List each line of the data that holds the word "based".
---------- Record set ----------
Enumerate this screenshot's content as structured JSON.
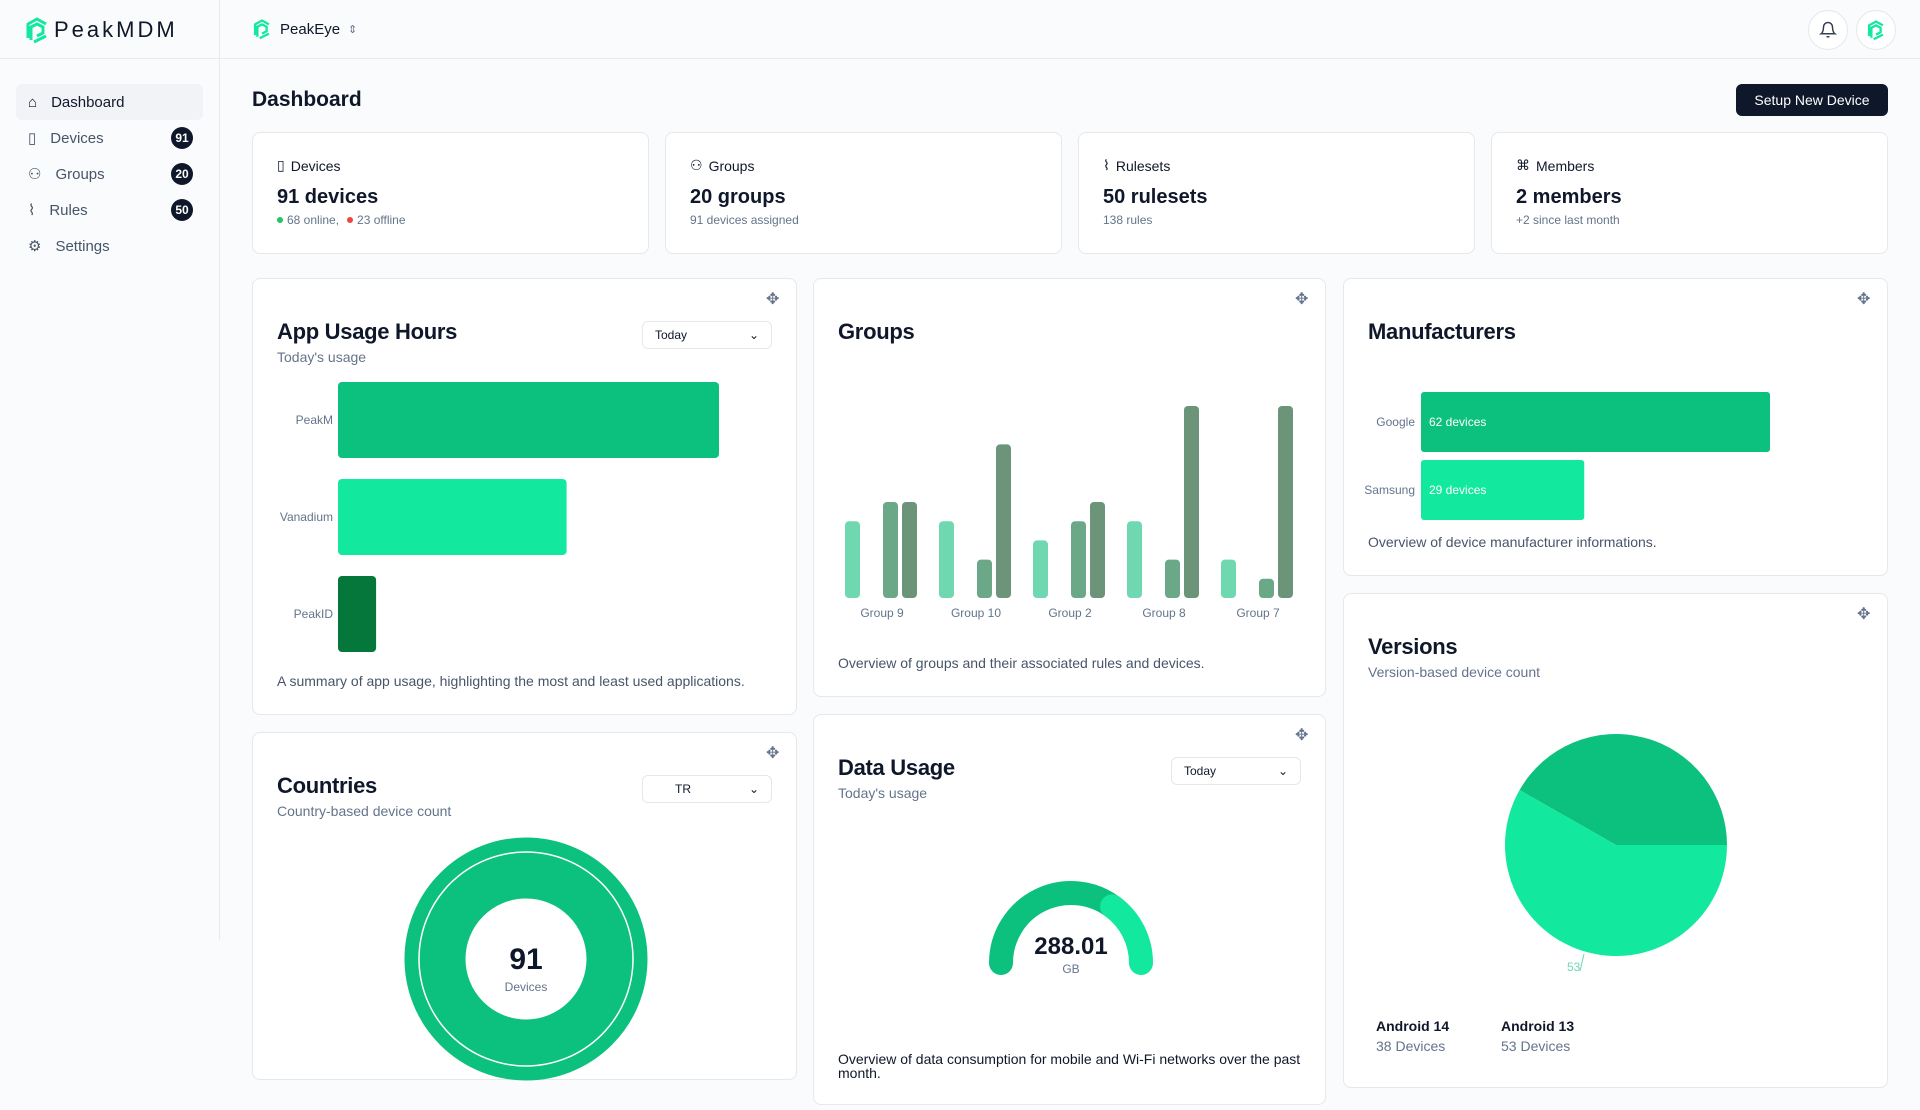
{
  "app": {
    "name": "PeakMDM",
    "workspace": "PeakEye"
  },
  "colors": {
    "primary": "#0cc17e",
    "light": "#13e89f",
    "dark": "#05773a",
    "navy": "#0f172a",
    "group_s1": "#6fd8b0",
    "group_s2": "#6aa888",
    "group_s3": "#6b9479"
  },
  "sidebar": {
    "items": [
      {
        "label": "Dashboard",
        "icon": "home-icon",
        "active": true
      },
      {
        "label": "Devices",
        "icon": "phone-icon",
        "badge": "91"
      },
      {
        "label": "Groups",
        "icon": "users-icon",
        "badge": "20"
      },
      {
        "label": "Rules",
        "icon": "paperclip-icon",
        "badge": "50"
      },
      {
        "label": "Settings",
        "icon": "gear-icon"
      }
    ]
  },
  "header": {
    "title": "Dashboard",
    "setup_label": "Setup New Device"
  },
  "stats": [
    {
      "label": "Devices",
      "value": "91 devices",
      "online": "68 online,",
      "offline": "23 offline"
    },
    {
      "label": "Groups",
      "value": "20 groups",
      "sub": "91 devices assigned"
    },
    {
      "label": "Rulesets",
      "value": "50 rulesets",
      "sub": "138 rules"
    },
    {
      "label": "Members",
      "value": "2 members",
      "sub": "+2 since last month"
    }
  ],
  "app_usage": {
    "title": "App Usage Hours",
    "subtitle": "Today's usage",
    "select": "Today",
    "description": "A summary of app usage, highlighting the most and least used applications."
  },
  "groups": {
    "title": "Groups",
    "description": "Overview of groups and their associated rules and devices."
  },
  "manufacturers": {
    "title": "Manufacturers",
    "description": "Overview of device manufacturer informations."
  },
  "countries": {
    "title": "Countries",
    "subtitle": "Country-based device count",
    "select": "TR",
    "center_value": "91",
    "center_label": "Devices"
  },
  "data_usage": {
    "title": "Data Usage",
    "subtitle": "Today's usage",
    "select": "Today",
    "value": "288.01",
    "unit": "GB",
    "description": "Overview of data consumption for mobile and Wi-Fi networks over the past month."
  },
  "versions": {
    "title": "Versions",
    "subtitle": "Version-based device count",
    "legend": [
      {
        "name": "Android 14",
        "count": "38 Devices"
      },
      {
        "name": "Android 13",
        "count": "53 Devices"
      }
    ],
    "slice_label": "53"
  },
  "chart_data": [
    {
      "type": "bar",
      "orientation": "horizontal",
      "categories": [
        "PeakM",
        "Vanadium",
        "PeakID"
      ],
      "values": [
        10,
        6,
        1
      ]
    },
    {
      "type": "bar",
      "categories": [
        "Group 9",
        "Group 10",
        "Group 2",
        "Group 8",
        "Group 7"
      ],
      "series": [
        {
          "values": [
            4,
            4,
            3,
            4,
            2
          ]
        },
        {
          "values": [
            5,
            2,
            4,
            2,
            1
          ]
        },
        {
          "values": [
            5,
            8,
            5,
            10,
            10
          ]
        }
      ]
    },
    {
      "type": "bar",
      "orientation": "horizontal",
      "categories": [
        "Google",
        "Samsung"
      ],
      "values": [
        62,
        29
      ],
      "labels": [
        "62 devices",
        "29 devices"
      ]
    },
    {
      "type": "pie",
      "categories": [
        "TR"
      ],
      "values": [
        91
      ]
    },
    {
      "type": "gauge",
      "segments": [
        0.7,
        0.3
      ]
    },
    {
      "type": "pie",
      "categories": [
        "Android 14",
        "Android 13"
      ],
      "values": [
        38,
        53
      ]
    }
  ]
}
----------
---------- Record set ----------
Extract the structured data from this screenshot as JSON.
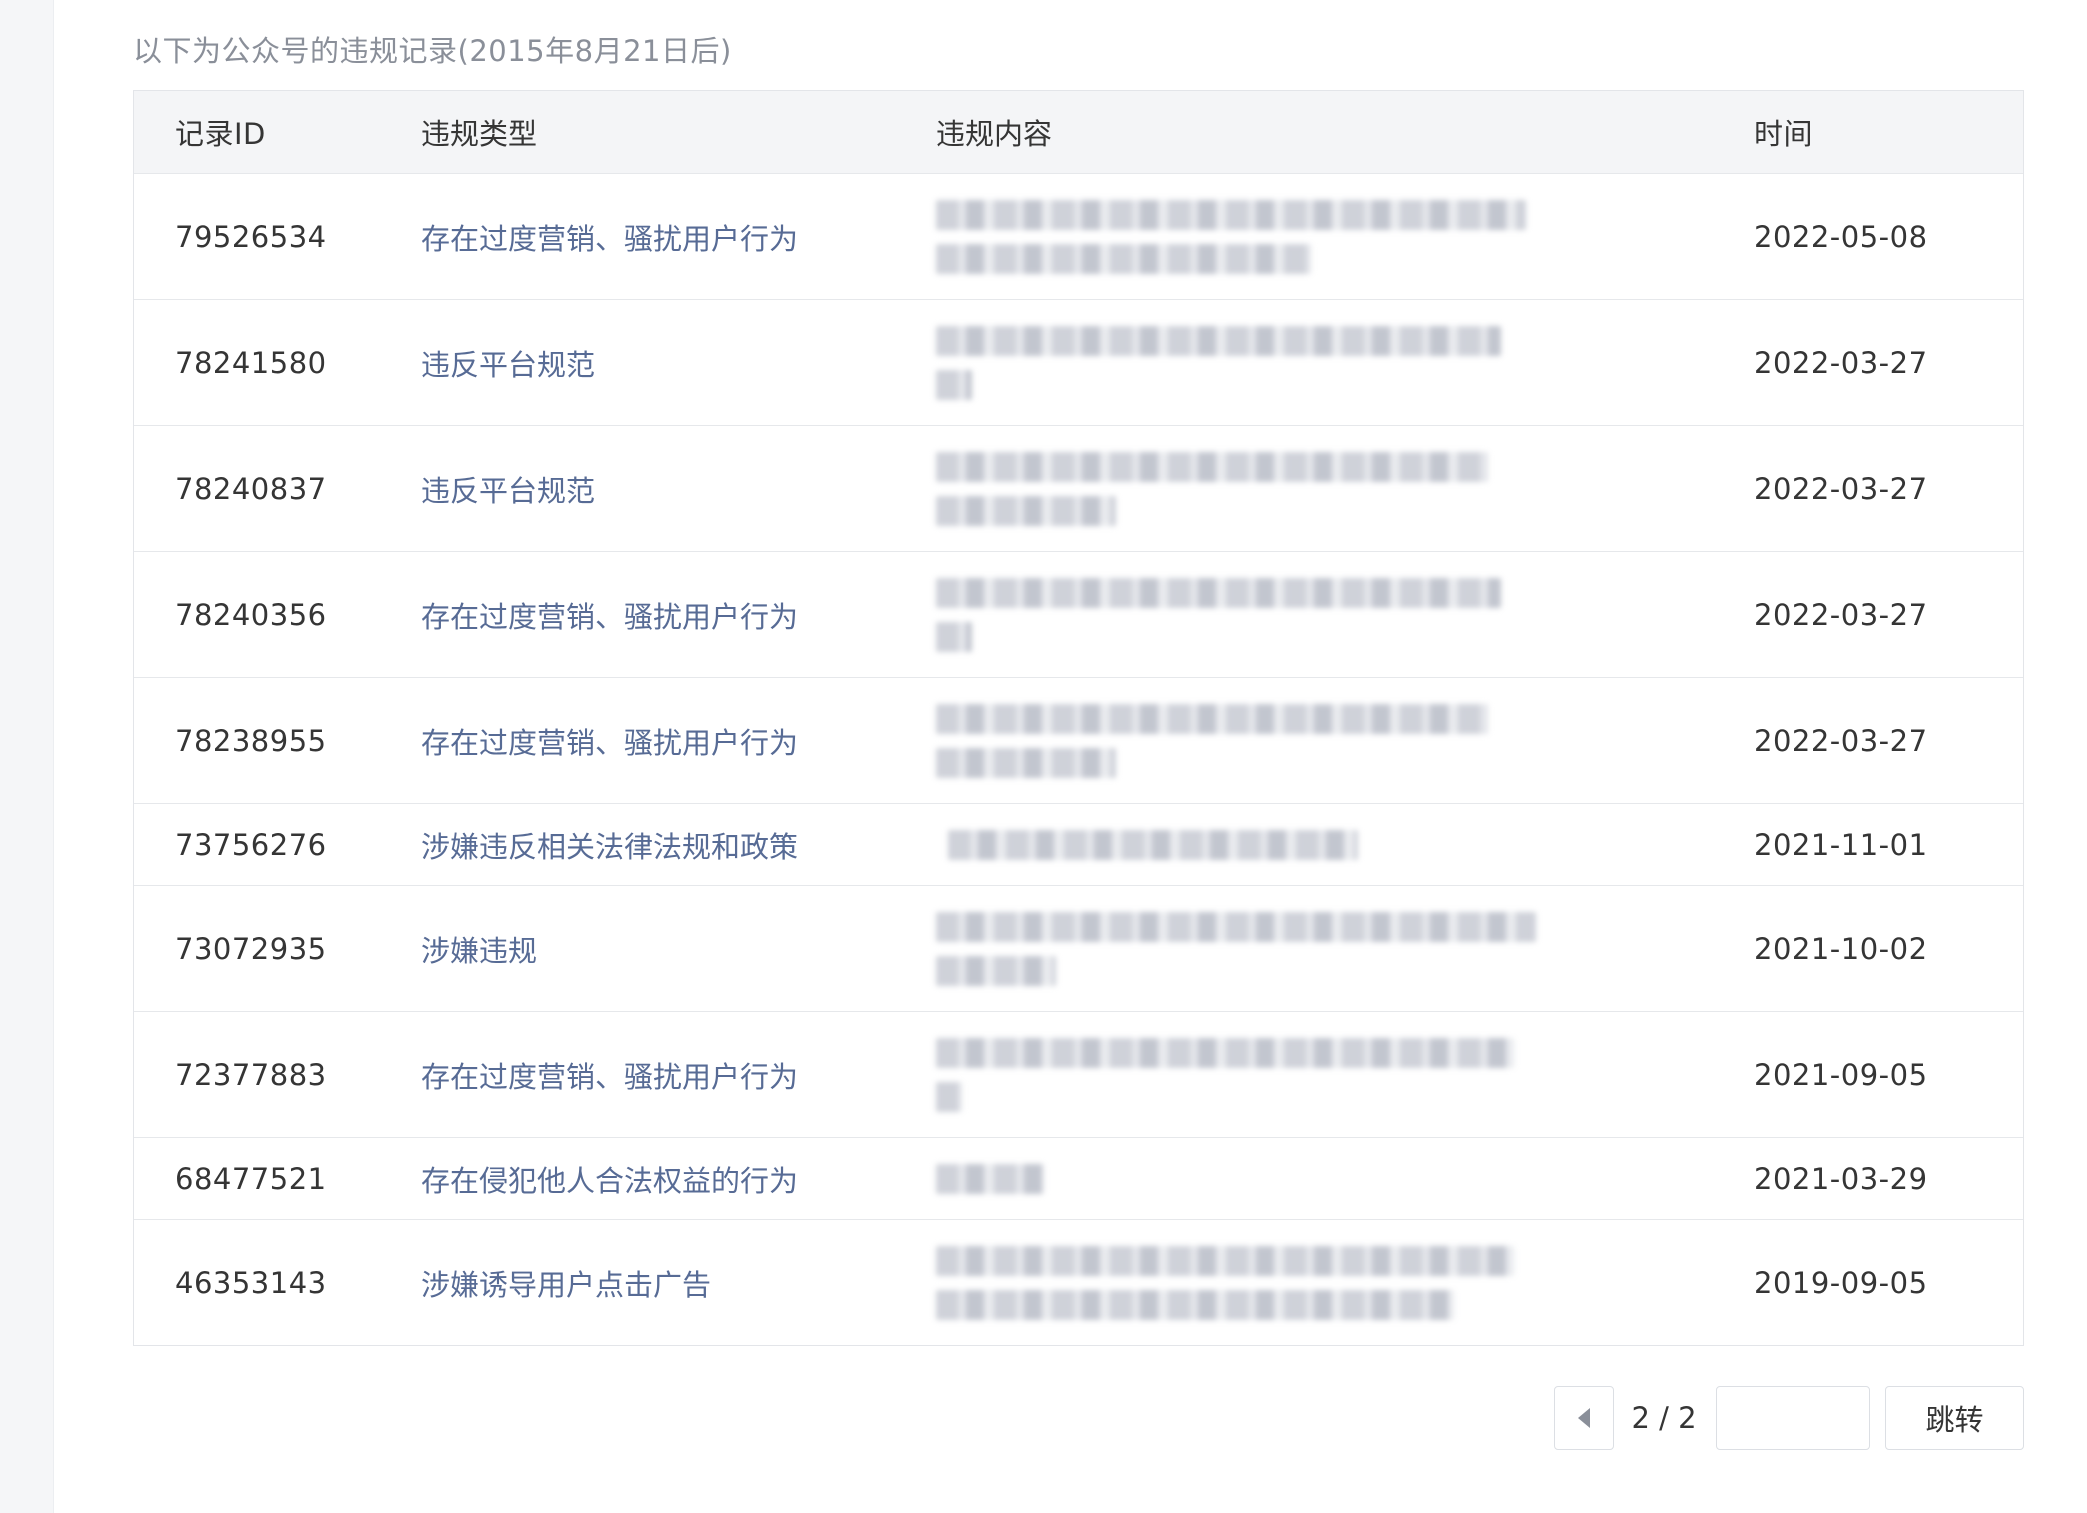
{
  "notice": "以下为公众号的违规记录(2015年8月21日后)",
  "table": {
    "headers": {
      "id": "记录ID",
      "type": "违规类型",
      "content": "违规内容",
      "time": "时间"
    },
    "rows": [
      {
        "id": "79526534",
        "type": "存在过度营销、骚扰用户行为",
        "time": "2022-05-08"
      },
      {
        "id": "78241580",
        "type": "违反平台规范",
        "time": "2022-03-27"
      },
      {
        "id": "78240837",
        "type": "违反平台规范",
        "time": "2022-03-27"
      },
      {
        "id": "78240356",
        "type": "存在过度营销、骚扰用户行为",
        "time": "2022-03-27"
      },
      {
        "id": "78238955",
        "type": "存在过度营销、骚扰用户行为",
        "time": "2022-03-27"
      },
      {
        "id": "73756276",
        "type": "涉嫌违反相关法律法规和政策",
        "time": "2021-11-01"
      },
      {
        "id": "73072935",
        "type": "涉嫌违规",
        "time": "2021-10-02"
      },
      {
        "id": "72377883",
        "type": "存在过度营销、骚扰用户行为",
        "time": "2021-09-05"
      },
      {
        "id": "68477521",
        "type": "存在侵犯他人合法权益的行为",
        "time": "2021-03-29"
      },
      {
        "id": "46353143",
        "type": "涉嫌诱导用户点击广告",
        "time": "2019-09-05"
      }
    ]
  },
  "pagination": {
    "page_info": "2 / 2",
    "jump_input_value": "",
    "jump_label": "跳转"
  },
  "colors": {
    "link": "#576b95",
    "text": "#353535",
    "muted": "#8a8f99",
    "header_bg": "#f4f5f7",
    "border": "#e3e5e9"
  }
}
----------
**Result below**.
    "subtitle": "Country-based device count",
    "subtitle": "Version-based device count",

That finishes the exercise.